=== Page text ===
Nevertheless, after the recent stagnation, real incomes are languishing 10% below what they were before the annexation of Crimea. On the day he unveiled his power grab, Putin warned of a “direct threat” to Russia’s demographic future from depressed living standards. Birthrates, which went into a downward cycle in the 1990s, had begun growing again in the first decade of the 21st century. Last year, however, the expansion ended. The population is forecast to shrink by about 10 million from 146 million by 2050. That’s another blow to the economy, as the 75 million-strong workforce loses close to a million people a year. Migrants represent the only hope to replenish it, but Russia isn’t laying out a welcome mat. Indeed, it’s shutting doors.

Under Putin’s shake-up, Russian law will take priority over international obligations, allowing Moscow to ignore rulings from the European Court of Human Rights frequently sought by opposition activists. He also wants to ban top officials from having foreign citizenship or permanent residency and require anyone running for president to have lived an uninterrupted 25 years in the country.

Some observers place hope in the new prime minister, Mikhail Mishustin, who’s promised an injection of public spending and has vowed to work with business to bolster growth. Fluent in English, the 53-year-old has the reputation of an efficient bureaucrat and won plaudits for curbing the country’s infamous tax cheats by installing a nationwide computerized reporting system after he was appointed in 2010. “Mishustin revolutionized tax in Russia, where tax evasion has long been a national sport,” says Max Nalsky, co-founder of IIKO, a leading software provider for restaurants in Russia.

Mishustin hasn’t yet managed to eliminate graft in his agency, echoing a problem in the government and state administration, anticorruption campaigners say. “It’s obvious that Mishustin won’t change the course; he’ll do everything within the existing framework,” says Natalia Orlova, chief economist at Alfa Bank in Moscow, who rules out any significant acceleration in growth. “Our economic model is keeping the status quo. Nothing is going to change.”
=== Rows ===
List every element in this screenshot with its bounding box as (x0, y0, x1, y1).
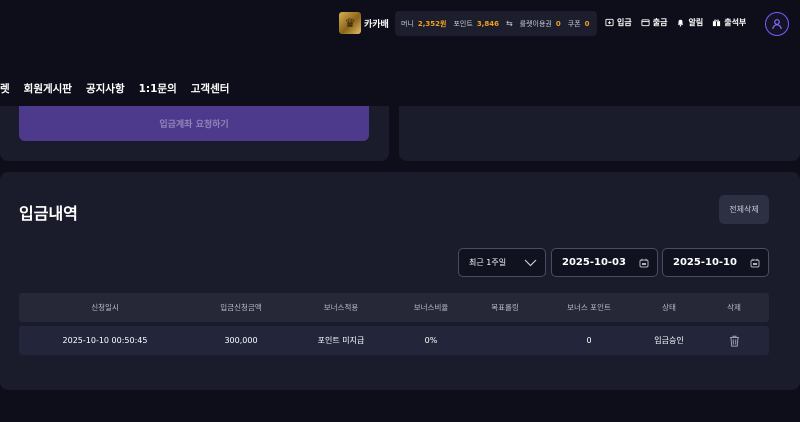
bell-icon (678, 19, 684, 27)
deposit-request-panel: 입금계좌 요청하기 (0, 106, 389, 161)
start-date-input[interactable]: 2025-10-03 (551, 248, 658, 277)
money-value: 2,352원 (417, 19, 447, 28)
page-title: 입금내역 (19, 204, 78, 223)
withdraw-icon (641, 19, 650, 27)
deposit-history-card: 입금내역 전체삭제 최근 1주일 2025-10-03 2025-10-10 신… (0, 172, 800, 390)
requested-at-cell: 2025-10-10 00:50:45 (62, 336, 148, 345)
chevron-down-icon (524, 259, 537, 266)
money-label: 머니 (401, 19, 414, 28)
notification-link[interactable]: 알림 (676, 17, 703, 28)
nav-item-inquiry[interactable]: 1:1문의 (139, 81, 177, 96)
end-date-input[interactable]: 2025-10-10 (662, 248, 769, 277)
trash-icon (729, 335, 739, 347)
start-date-value: 2025-10-03 (562, 257, 626, 268)
top-bar: ♛ 카카배 머니 2,352원 포인트 3,846 ⇆ 룰렛이용권 0 쿠폰 0… (0, 0, 800, 48)
table-row: 2025-10-10 00:50:45 300,000 포인트 미지급 0% 0… (19, 326, 769, 355)
swap-icon[interactable]: ⇆ (506, 19, 513, 28)
table-header: 신청일시 입금신청금액 보너스적용 보너스비율 목표롤링 보너스 포인트 상태 … (19, 293, 769, 322)
point-value: 3,846 (476, 19, 499, 28)
user-name: 카카배 (364, 20, 389, 30)
amount-cell: 300,000 (224, 336, 258, 345)
roulette-ticket-label: 룰렛이용권 (519, 19, 552, 28)
nav-item-roulette[interactable]: 렛 (0, 81, 10, 96)
period-value: 최근 1주일 (469, 258, 507, 267)
deposit-account-request-button[interactable]: 입금계좌 요청하기 (19, 106, 369, 141)
balance-box: 머니 2,352원 포인트 3,846 ⇆ 룰렛이용권 0 쿠폰 0 (395, 11, 597, 36)
column-header: 보너스적용 (323, 303, 359, 312)
attendance-link[interactable]: 출석부 (712, 17, 746, 28)
column-header: 상태 (662, 303, 676, 312)
column-header: 입금신청금액 (220, 303, 262, 312)
nav-item-notice[interactable]: 공지사항 (86, 81, 125, 96)
top-actions: 입금 출금 알림 출석부 (605, 17, 746, 28)
nav-item-customer-center[interactable]: 고객센터 (191, 81, 230, 96)
attendance-label: 출석부 (724, 18, 747, 27)
gift-icon (713, 19, 721, 27)
calendar-icon[interactable] (750, 258, 760, 268)
bonus-rate-cell: 0% (424, 336, 438, 345)
column-header: 신청일시 (91, 303, 119, 312)
period-select[interactable]: 최근 1주일 (458, 248, 546, 277)
nav-item-member-board[interactable]: 회원게시판 (24, 81, 72, 96)
coupon-label: 쿠폰 (567, 19, 581, 28)
avatar[interactable] (765, 12, 789, 36)
coupon-value: 0 (584, 19, 590, 28)
user-logo-icon: ♛ (339, 12, 361, 34)
deposit-label: 입금 (617, 18, 632, 27)
deposit-link[interactable]: 입금 (605, 17, 632, 28)
column-header: 보너스 포인트 (567, 303, 611, 312)
delete-all-button[interactable]: 전체삭제 (719, 195, 769, 224)
withdraw-link[interactable]: 출금 (641, 17, 668, 28)
main-nav: 렛 회원게시판 공지사항 1:1문의 고객센터 (0, 81, 229, 96)
point-label: 포인트 (453, 19, 473, 28)
status-cell: 입금승인 (654, 336, 684, 345)
column-header: 보너스비율 (413, 303, 449, 312)
notification-label: 알림 (688, 18, 704, 27)
delete-row-button[interactable] (699, 335, 769, 347)
bonus-applied-cell: 포인트 미지급 (317, 336, 365, 345)
roulette-ticket-value: 0 (555, 19, 561, 28)
withdraw-label: 출금 (652, 18, 668, 27)
column-header: 삭제 (727, 303, 741, 312)
user-icon (772, 19, 782, 30)
info-panel (399, 106, 800, 161)
deposit-icon (605, 18, 614, 27)
end-date-value: 2025-10-10 (673, 257, 737, 268)
bonus-points-cell: 0 (586, 336, 592, 345)
column-header: 목표롤링 (491, 303, 519, 312)
calendar-icon[interactable] (639, 258, 649, 268)
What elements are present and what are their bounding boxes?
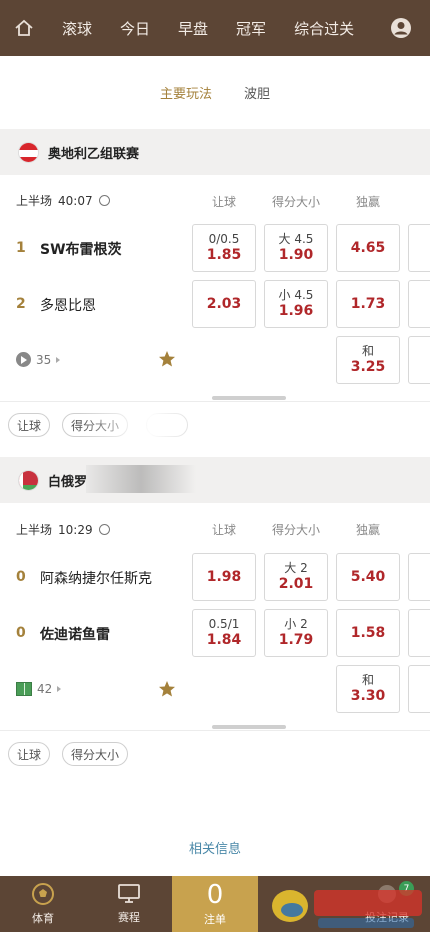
===
→ **What to produce**
In the passage on Russia's economy, by how much is the population forecast to shrink by 2050? The material isn't needed for the task that follows.

→ **Solution to this exercise**
By about 10 million, from 146 million.